What you are asked to do: From the listing below, pull out all lines with "Note" in them.

Source data:
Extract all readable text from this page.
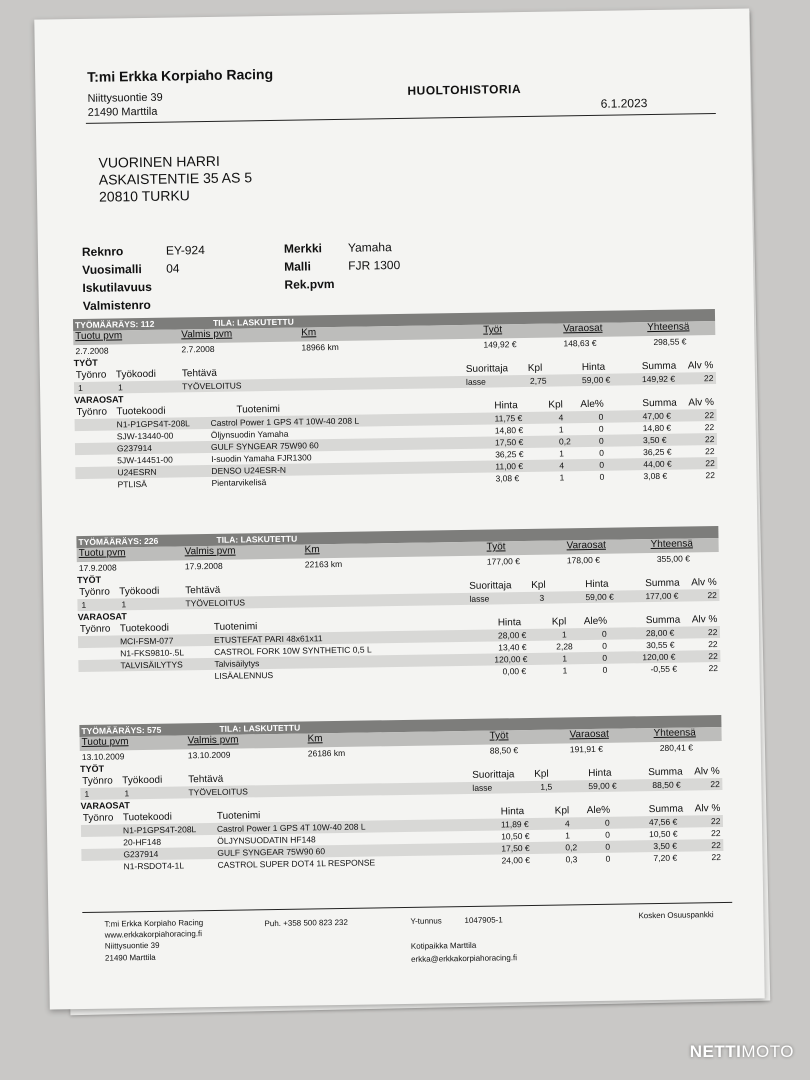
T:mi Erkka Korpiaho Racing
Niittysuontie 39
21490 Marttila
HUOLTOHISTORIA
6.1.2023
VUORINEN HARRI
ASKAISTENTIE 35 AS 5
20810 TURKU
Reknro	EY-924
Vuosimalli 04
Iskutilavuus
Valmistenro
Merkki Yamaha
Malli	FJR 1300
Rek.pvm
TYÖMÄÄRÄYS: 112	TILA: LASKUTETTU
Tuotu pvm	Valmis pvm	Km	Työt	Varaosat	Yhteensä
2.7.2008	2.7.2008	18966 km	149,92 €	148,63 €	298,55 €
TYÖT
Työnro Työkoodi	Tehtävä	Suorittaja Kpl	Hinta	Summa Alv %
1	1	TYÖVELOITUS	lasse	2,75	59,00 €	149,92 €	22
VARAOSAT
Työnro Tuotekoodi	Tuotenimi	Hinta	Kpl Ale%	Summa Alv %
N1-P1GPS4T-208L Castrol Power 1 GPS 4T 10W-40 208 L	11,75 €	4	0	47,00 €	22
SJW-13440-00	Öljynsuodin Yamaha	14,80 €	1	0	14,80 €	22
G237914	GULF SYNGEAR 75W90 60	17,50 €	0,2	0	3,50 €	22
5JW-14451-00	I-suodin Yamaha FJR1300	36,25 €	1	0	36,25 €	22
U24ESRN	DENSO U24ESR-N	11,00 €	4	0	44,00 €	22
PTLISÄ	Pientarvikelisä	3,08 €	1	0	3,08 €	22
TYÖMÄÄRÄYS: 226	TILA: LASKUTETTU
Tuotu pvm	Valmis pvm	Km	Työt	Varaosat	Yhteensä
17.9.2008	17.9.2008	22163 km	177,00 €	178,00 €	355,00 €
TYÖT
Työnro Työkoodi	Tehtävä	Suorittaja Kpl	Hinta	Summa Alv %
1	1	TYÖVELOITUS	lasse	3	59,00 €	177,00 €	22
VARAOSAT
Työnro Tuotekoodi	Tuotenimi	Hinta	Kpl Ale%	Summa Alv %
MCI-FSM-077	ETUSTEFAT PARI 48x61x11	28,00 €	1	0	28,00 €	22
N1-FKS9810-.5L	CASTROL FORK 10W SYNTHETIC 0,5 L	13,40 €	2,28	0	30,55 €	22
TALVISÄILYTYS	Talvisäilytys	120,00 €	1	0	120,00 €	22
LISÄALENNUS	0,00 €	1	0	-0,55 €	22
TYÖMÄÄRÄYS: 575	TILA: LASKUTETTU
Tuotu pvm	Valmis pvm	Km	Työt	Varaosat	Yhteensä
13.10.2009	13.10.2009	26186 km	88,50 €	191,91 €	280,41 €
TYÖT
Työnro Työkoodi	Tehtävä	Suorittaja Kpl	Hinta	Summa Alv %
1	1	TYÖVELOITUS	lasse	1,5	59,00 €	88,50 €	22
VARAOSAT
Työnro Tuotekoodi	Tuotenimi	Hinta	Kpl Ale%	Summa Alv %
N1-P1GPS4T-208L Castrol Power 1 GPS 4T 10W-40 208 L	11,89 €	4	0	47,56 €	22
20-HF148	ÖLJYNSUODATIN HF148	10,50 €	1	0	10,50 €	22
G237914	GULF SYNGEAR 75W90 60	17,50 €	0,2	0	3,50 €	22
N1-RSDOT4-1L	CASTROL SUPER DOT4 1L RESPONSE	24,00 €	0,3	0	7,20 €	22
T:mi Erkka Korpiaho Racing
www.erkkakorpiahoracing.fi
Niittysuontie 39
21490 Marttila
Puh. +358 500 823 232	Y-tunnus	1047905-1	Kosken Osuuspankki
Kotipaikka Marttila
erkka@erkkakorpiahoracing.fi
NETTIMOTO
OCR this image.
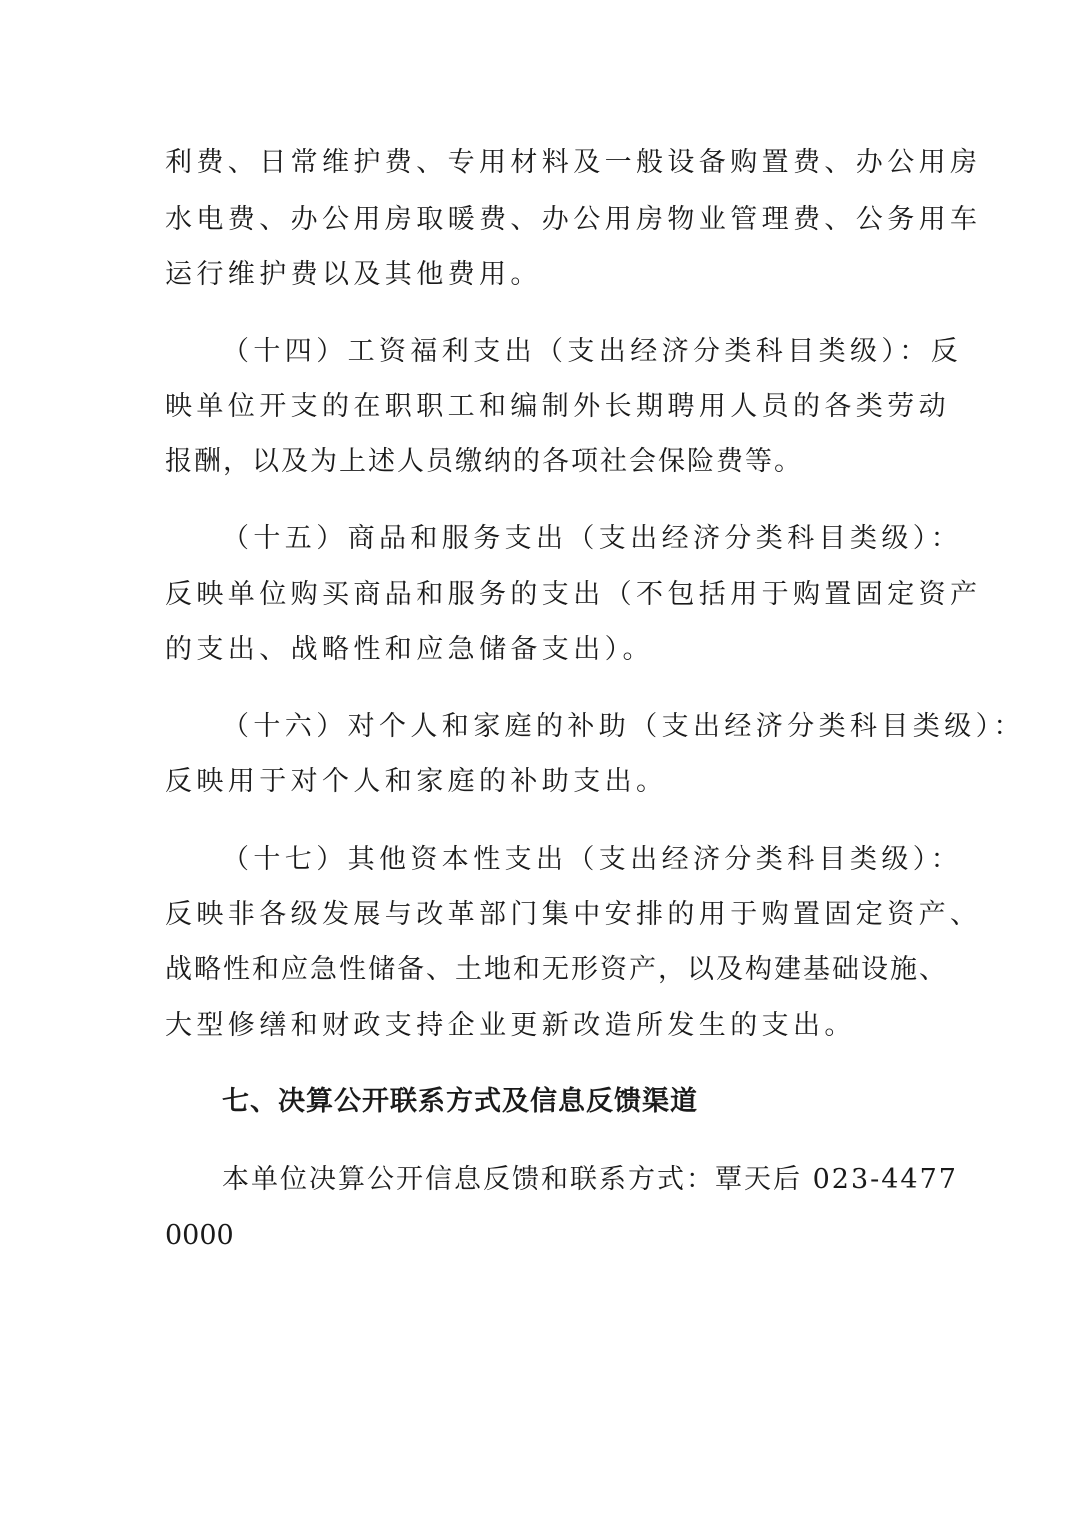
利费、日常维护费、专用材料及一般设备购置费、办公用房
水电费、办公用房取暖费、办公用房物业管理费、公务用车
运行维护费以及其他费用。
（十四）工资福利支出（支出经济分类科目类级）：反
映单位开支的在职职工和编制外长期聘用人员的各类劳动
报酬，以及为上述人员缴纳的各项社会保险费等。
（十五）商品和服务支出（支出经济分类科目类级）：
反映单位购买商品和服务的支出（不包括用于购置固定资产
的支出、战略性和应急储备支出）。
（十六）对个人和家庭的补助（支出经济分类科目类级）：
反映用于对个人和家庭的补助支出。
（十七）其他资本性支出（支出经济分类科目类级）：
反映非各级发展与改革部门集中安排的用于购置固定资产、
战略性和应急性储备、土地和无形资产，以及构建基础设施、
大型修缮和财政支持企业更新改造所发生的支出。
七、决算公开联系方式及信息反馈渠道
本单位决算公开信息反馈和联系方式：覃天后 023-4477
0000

--

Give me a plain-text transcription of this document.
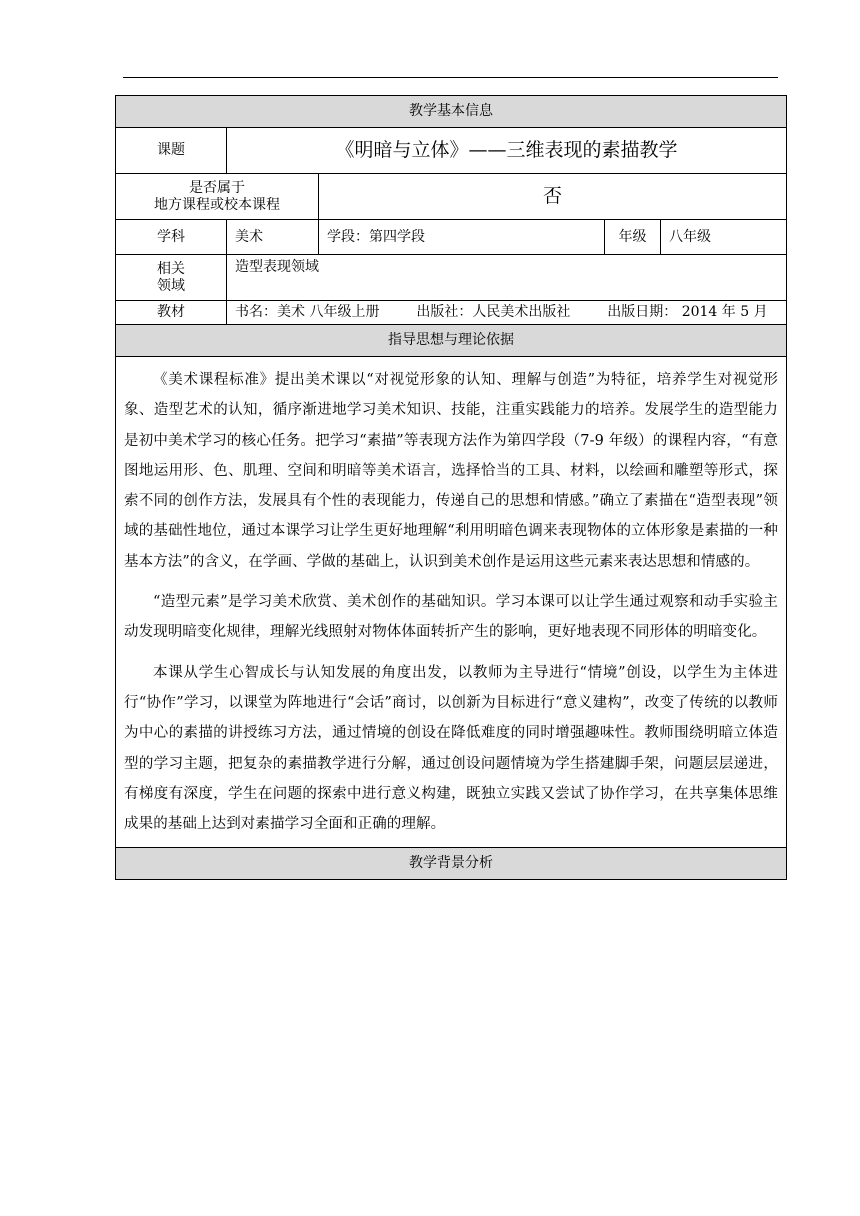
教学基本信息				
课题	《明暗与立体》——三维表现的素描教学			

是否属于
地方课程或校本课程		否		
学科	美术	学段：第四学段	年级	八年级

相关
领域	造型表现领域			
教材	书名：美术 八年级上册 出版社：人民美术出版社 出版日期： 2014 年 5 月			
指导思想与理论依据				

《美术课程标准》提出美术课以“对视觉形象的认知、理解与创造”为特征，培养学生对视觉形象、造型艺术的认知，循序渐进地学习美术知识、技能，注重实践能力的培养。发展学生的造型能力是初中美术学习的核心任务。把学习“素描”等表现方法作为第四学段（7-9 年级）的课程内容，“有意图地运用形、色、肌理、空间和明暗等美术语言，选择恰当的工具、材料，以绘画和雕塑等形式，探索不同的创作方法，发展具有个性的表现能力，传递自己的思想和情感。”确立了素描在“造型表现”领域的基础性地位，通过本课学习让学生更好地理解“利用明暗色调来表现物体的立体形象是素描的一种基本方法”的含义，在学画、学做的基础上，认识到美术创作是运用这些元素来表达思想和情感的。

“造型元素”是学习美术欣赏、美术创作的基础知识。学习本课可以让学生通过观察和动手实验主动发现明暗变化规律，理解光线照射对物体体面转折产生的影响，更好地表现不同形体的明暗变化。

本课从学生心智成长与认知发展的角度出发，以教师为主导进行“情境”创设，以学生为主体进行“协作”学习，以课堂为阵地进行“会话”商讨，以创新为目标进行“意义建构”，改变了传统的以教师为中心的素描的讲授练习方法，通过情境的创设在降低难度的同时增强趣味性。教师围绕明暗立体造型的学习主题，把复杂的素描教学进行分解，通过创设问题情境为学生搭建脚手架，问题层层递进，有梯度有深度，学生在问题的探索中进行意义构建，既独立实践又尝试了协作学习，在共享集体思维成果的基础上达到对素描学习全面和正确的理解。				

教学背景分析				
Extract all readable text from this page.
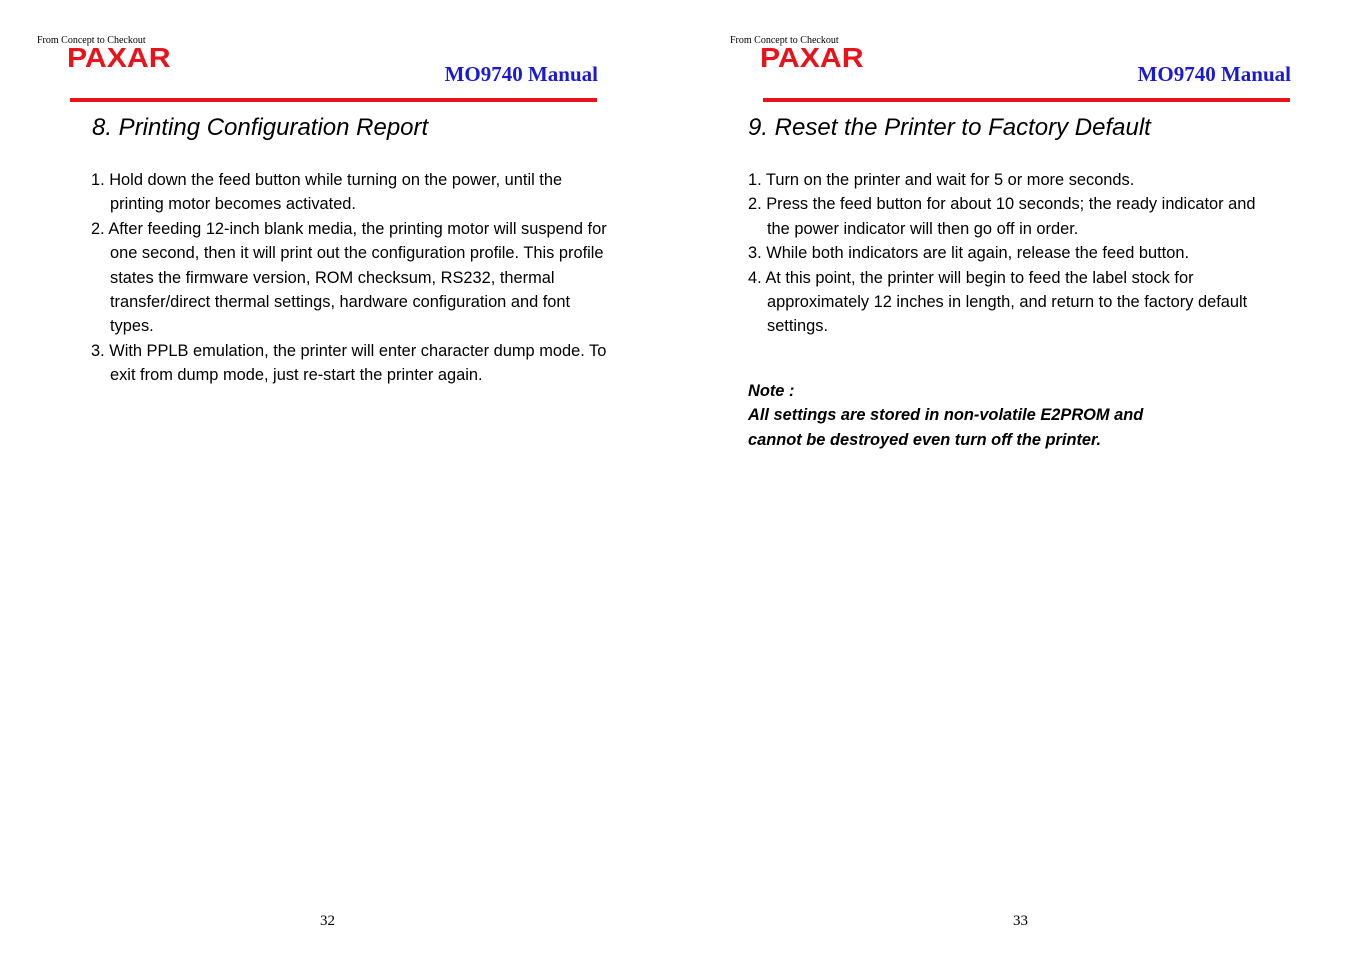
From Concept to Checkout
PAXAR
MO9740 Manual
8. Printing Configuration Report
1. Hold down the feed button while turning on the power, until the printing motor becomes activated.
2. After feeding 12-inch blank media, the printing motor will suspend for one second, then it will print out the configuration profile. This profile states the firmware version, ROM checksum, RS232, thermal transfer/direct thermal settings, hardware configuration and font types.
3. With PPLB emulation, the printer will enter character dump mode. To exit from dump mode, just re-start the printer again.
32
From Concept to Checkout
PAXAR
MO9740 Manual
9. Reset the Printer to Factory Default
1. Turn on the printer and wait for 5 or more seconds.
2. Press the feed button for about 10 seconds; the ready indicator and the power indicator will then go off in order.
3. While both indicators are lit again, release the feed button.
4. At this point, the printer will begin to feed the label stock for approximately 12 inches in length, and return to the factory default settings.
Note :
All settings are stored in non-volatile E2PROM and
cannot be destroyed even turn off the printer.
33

...

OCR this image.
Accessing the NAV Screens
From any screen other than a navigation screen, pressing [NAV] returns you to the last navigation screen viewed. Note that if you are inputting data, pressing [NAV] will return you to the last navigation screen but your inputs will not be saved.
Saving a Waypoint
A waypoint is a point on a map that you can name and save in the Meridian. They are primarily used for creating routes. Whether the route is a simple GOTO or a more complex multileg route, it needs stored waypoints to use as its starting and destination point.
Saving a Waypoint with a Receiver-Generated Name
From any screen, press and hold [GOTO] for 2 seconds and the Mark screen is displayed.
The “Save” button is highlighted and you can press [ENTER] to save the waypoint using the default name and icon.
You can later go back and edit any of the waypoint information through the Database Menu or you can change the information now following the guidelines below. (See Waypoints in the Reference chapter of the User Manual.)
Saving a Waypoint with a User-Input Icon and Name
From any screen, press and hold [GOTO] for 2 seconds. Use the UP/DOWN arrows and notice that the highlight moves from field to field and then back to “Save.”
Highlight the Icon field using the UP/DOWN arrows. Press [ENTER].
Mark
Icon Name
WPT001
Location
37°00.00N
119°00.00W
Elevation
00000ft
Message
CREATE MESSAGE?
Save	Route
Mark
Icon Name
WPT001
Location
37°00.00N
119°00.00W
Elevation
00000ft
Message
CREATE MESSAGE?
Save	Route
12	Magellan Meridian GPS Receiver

Solution for this problem:
Note :
From any screen other than a navigation screen, pressing [NAV] returns you to the last navigation screen viewed. Note that if you are inputting data, pressing [NAV] will return you to the last navigation screen but your inputs will not be saved.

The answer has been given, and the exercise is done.